_Your task_
Repeat everything in the material exactly.

Figure data in JSON:
● ● ● ● ● ● ●

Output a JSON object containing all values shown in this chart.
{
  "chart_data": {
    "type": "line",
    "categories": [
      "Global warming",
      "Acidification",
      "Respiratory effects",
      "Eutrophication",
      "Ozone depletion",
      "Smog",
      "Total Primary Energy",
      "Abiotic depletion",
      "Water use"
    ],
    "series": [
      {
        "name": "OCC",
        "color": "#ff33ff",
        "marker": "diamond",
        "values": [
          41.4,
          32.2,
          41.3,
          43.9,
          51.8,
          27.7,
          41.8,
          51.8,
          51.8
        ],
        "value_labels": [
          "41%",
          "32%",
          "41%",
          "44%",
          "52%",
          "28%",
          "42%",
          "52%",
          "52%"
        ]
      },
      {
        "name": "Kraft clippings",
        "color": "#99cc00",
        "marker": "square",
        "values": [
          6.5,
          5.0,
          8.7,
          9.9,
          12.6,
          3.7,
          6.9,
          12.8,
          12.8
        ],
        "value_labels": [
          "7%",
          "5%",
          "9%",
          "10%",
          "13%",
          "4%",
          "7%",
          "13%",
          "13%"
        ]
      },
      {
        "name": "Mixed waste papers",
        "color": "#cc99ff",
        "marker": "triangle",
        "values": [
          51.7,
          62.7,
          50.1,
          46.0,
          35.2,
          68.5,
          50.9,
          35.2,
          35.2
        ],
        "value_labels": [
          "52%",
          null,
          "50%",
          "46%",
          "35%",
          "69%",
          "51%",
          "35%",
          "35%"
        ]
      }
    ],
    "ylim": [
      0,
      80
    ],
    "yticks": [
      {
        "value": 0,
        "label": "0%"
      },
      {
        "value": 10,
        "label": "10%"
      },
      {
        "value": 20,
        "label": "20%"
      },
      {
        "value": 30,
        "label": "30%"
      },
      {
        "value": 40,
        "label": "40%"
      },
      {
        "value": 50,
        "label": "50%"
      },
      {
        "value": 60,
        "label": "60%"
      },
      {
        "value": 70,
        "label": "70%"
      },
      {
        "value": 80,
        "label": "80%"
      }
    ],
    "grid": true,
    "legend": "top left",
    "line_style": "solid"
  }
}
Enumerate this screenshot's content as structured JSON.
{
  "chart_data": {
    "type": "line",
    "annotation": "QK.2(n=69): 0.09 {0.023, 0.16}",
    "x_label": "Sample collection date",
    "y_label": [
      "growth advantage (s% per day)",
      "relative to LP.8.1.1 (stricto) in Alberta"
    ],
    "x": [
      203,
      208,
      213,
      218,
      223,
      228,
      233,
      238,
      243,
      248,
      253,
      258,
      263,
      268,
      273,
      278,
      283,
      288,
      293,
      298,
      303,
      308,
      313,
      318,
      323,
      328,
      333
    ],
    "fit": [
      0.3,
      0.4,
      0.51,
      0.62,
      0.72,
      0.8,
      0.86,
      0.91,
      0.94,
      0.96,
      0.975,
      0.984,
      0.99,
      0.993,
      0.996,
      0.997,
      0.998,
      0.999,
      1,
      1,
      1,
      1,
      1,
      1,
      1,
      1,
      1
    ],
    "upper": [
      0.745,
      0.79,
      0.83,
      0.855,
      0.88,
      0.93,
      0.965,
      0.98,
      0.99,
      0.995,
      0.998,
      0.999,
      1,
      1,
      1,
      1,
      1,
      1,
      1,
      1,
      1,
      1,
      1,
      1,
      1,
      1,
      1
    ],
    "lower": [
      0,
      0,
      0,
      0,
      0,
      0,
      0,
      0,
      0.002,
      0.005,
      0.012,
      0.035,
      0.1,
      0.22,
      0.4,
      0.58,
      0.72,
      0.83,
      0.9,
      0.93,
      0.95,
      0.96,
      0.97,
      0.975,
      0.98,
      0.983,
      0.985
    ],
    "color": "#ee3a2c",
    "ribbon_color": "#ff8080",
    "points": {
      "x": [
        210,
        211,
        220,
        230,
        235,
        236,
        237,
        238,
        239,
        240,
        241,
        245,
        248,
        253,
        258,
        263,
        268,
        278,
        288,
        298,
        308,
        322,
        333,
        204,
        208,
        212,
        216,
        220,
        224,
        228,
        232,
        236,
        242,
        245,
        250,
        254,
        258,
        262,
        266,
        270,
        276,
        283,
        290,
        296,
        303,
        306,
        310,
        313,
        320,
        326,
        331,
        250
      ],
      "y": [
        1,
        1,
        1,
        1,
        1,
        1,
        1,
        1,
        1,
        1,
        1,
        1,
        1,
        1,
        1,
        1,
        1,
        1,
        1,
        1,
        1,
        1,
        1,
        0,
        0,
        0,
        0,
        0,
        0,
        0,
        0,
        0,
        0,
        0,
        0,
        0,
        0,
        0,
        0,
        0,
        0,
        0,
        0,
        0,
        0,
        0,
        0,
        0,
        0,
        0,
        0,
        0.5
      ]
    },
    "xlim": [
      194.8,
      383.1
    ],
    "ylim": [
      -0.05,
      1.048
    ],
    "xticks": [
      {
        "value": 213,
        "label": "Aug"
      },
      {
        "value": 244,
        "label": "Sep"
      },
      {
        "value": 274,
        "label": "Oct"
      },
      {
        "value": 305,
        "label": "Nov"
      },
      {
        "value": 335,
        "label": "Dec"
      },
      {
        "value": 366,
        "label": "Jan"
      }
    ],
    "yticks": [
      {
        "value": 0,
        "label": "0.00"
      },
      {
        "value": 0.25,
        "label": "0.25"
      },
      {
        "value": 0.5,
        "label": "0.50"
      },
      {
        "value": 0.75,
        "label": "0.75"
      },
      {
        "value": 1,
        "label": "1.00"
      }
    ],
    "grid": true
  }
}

● ● ● ● ● ● ●

_Exercise output_
Output a JSON object containing all values shown in this chart.
{
  "chart_data": {
    "type": "line",
    "categories": [
      "Global warming",
      "Acidification",
      "Respiratory effects",
      "Eutrophication",
      "Ozone depletion",
      "Smog",
      "Total Primary Energy",
      "Abiotic depletion",
      "Water use"
    ],
    "series": [
      {
        "name": "OCC",
        "color": "#ff33ff",
        "marker": "diamond",
        "values": [
          41.4,
          32.2,
          41.3,
          43.9,
          51.8,
          27.7,
          41.8,
          51.8,
          51.8
        ],
        "value_labels": [
          "41%",
          "32%",
          "41%",
          "44%",
          "52%",
          "28%",
          "42%",
          "52%",
          "52%"
        ]
      },
      {
        "name": "Kraft clippings",
        "color": "#99cc00",
        "marker": "square",
        "values": [
          6.5,
          5.0,
          8.7,
          9.9,
          12.6,
          3.7,
          6.9,
          12.8,
          12.8
        ],
        "value_labels": [
          "7%",
          "5%",
          "9%",
          "10%",
          "13%",
          "4%",
          "7%",
          "13%",
          "13%"
        ]
      },
      {
        "name": "Mixed waste papers",
        "color": "#cc99ff",
        "marker": "triangle",
        "values": [
          51.7,
          62.7,
          50.1,
          46.0,
          35.2,
          68.5,
          50.9,
          35.2,
          35.2
        ],
        "value_labels": [
          "52%",
          null,
          "50%",
          "46%",
          "35%",
          "69%",
          "51%",
          "35%",
          "35%"
        ]
      }
    ],
    "ylim": [
      0,
      80
    ],
    "yticks": [
      {
        "value": 0,
        "label": "0%"
      },
      {
        "value": 10,
        "label": "10%"
      },
      {
        "value": 20,
        "label": "20%"
      },
      {
        "value": 30,
        "label": "30%"
      },
      {
        "value": 40,
        "label": "40%"
      },
      {
        "value": 50,
        "label": "50%"
      },
      {
        "value": 60,
        "label": "60%"
      },
      {
        "value": 70,
        "label": "70%"
      },
      {
        "value": 80,
        "label": "80%"
      }
    ],
    "grid": true,
    "legend": "top left",
    "line_style": "solid"
  }
}
Enumerate this screenshot's content as structured JSON.
{
  "chart_data": {
    "type": "line",
    "annotation": "QK.2(n=69): 0.09 {0.023, 0.16}",
    "x_label": "Sample collection date",
    "y_label": [
      "growth advantage (s% per day)",
      "relative to LP.8.1.1 (stricto) in Alberta"
    ],
    "x": [
      203,
      208,
      213,
      218,
      223,
      228,
      233,
      238,
      243,
      248,
      253,
      258,
      263,
      268,
      273,
      278,
      283,
      288,
      293,
      298,
      303,
      308,
      313,
      318,
      323,
      328,
      333
    ],
    "fit": [
      0.3,
      0.4,
      0.51,
      0.62,
      0.72,
      0.8,
      0.86,
      0.91,
      0.94,
      0.96,
      0.975,
      0.984,
      0.99,
      0.993,
      0.996,
      0.997,
      0.998,
      0.999,
      1,
      1,
      1,
      1,
      1,
      1,
      1,
      1,
      1
    ],
    "upper": [
      0.745,
      0.79,
      0.83,
      0.855,
      0.88,
      0.93,
      0.965,
      0.98,
      0.99,
      0.995,
      0.998,
      0.999,
      1,
      1,
      1,
      1,
      1,
      1,
      1,
      1,
      1,
      1,
      1,
      1,
      1,
      1,
      1
    ],
    "lower": [
      0,
      0,
      0,
      0,
      0,
      0,
      0,
      0,
      0.002,
      0.005,
      0.012,
      0.035,
      0.1,
      0.22,
      0.4,
      0.58,
      0.72,
      0.83,
      0.9,
      0.93,
      0.95,
      0.96,
      0.97,
      0.975,
      0.98,
      0.983,
      0.985
    ],
    "color": "#ee3a2c",
    "ribbon_color": "#ff8080",
    "points": {
      "x": [
        210,
        211,
        220,
        230,
        235,
        236,
        237,
        238,
        239,
        240,
        241,
        245,
        248,
        253,
        258,
        263,
        268,
        278,
        288,
        298,
        308,
        322,
        333,
        204,
        208,
        212,
        216,
        220,
        224,
        228,
        232,
        236,
        242,
        245,
        250,
        254,
        258,
        262,
        266,
        270,
        276,
        283,
        290,
        296,
        303,
        306,
        310,
        313,
        320,
        326,
        331,
        250
      ],
      "y": [
        1,
        1,
        1,
        1,
        1,
        1,
        1,
        1,
        1,
        1,
        1,
        1,
        1,
        1,
        1,
        1,
        1,
        1,
        1,
        1,
        1,
        1,
        1,
        0,
        0,
        0,
        0,
        0,
        0,
        0,
        0,
        0,
        0,
        0,
        0,
        0,
        0,
        0,
        0,
        0,
        0,
        0,
        0,
        0,
        0,
        0,
        0,
        0,
        0,
        0,
        0,
        0.5
      ]
    },
    "xlim": [
      194.8,
      383.1
    ],
    "ylim": [
      -0.05,
      1.048
    ],
    "xticks": [
      {
        "value": 213,
        "label": "Aug"
      },
      {
        "value": 244,
        "label": "Sep"
      },
      {
        "value": 274,
        "label": "Oct"
      },
      {
        "value": 305,
        "label": "Nov"
      },
      {
        "value": 335,
        "label": "Dec"
      },
      {
        "value": 366,
        "label": "Jan"
      }
    ],
    "yticks": [
      {
        "value": 0,
        "label": "0.00"
      },
      {
        "value": 0.25,
        "label": "0.25"
      },
      {
        "value": 0.5,
        "label": "0.50"
      },
      {
        "value": 0.75,
        "label": "0.75"
      },
      {
        "value": 1,
        "label": "1.00"
      }
    ],
    "grid": true
  }
}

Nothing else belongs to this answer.